# SHORT TASK 1
From the Bastiat passage, reproduce word for word the text from "Political economy has" to "grandfather and aunt.".
# SHORT TASK 2
List every writer the Bastiat passage names as a source of his early interest in political and social economy.

# TEXT SEGMENT
Scribner's Magazine. Copyrighted by Charles Scribner's Sons, New York.



Political economy has been called the "dismal science"; and probably the
majority think of it as either merely a matter of words and phrases, or
as something too abstruse for the common mind to comprehend. It was the
distinction of Bastiat that he was able to write economic tracts in such
a language that he that ran might read, and to clothe the apparently dry
bones with such integuments as manifested vitality. Under his pen,
questions of finance, of tax, of exchange, became questions which
concern the lives of individual men and women, with sentiments, hopes,
and aspirations.

[Illustration: FREDERIC BASTIAT]

He was born at Bayonne in France, June 19th, 1801. At nine years of age
he was left an orphan, but he was cared for by his grandfather and aunt.
He received his schooling at the college of St. Sever and at Soreze,
where he was noted as a diligent student. When about twenty years of age
he was taken into the commercial house of his uncle at Bayonne. His
leisure was employed in cultivating art and literature, and he became
accomplished in languages and in instrumental and vocal music. He was
early interested in political and social economy through the writings of
Adam Smith, J.B. Say, Comte, and others; and having inherited
considerable landed property at Mugron on the death of his grandfather
in 1827, he undertook the personal charge of it, at the same time
continuing his economic studies. His experiment in farming did not prove
successful; but he rapidly developed clear ideas upon economical
problems, being much assisted in their consideration by frequent
conferences with his neighbor, M. Felix Coudroy. These two worked much
together, and cherished a close sympathy in thought and heart.

# ENTRIES
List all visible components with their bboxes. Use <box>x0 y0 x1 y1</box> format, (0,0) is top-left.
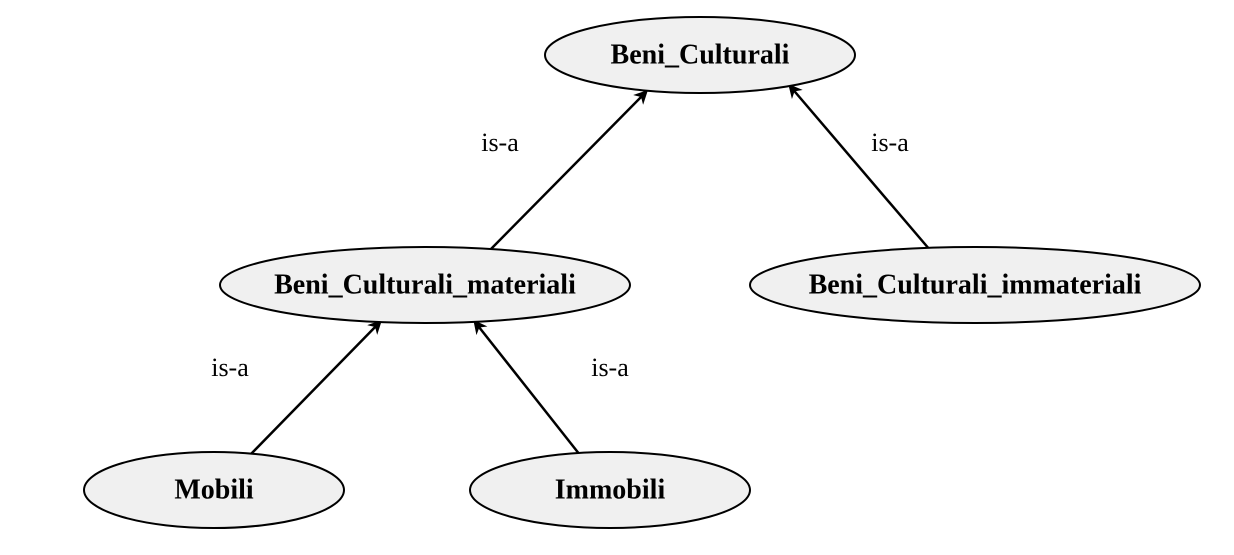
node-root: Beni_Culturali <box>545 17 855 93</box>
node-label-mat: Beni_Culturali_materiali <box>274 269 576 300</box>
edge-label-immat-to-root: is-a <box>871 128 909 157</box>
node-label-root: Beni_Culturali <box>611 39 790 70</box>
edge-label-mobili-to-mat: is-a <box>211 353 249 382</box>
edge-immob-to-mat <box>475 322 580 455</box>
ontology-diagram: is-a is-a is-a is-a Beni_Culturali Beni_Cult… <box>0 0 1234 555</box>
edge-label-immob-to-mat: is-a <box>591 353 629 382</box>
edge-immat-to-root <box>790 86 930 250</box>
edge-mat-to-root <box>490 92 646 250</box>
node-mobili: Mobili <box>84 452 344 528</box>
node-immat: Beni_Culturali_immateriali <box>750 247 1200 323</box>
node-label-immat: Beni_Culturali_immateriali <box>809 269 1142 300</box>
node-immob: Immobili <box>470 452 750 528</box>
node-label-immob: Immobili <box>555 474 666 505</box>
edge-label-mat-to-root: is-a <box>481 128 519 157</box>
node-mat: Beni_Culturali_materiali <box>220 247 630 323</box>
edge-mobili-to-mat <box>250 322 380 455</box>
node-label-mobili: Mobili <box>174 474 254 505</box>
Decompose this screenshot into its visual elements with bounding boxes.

...

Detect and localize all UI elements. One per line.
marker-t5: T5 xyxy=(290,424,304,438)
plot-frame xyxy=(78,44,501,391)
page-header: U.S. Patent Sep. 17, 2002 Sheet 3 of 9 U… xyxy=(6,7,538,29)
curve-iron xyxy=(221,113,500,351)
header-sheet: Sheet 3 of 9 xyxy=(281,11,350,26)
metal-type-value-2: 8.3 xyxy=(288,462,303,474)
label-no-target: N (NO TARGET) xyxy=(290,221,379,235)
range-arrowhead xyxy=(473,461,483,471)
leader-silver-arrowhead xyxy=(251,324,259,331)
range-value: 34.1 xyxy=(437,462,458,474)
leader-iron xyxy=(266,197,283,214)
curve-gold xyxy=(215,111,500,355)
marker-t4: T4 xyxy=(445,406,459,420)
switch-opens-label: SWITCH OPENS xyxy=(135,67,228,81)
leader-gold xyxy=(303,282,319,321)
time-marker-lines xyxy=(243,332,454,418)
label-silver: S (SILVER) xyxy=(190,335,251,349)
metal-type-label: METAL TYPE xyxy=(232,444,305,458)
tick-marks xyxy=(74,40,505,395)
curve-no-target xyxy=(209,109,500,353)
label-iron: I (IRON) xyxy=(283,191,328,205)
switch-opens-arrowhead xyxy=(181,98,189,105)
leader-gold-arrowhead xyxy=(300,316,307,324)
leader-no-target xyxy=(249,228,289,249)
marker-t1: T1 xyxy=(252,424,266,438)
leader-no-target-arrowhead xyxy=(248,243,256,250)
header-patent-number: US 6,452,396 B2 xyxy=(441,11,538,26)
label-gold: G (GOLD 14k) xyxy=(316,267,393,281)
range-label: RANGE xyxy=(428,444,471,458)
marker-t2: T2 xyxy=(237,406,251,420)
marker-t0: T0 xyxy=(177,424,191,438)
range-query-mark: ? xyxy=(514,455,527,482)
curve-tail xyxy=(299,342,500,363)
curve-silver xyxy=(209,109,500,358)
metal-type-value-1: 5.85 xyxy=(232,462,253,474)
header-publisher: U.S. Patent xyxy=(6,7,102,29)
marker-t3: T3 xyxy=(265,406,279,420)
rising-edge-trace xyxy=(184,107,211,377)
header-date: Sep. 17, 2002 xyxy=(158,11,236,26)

# COMPLETE OUTPUT 1
Political economy has been called the "dismal science"; and probably the
majority think of it as either merely a matter of words and phrases, or
as something too abstruse for the common mind to comprehend. It was the
distinction of Bastiat that he was able to write economic tracts in such
a language that he that ran might read, and to clothe the apparently dry
bones with such integuments as manifested vitality. Under his pen,
questions of finance, of tax, of exchange, became questions which
concern the lives of individual men and women, with sentiments, hopes,
and aspirations.

[Illustration: FREDERIC BASTIAT]

He was born at Bayonne in France, June 19th, 1801. At nine years of age
he was left an orphan, but he was cared for by his grandfather and aunt.

# COMPLETE OUTPUT 2
Adam Smith, J.B. Say, Comte